'''
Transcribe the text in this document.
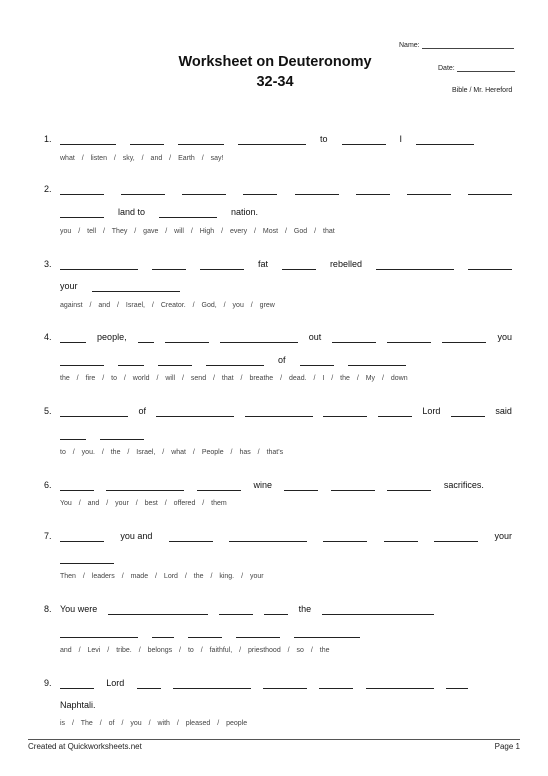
Worksheet on Deuteronomy
32-34
Name:
Date:
Bible / Mr. Hereford
1.	to	I
what / listen / sky, / and / Earth / say!
2.
land to	nation.
you / tell / They / gave / will / High / every / Most / God / that
3.	fat	rebelled
your
against / and / Israel, / Creator. / God, / you / grew
4.	people,	out	you
of
the / fire / to / world / will / send / that / breathe / dead. / I / the / My / down
5.	of	Lord	said
to / you. / the / Israel, / what / People / has / that's
6.	wine	sacrifices.
You / and / your / best / offered / them
7.	you and	your
Then / leaders / made / Lord / the / king. / your
8. You were	the
and / Levi / tribe. / belongs / to / faithful, / priesthood / so / the
9.	Lord
Naphtali.
is / The / of / you / with / pleased / people
Created at Quickworksheets.net	Page 1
'''
▶ _WRITTEN EXERCISE_
Of all the lines in the entries, how many contain the word "that"? Give only the number.

▶ _COMPLETE ANSWER_
3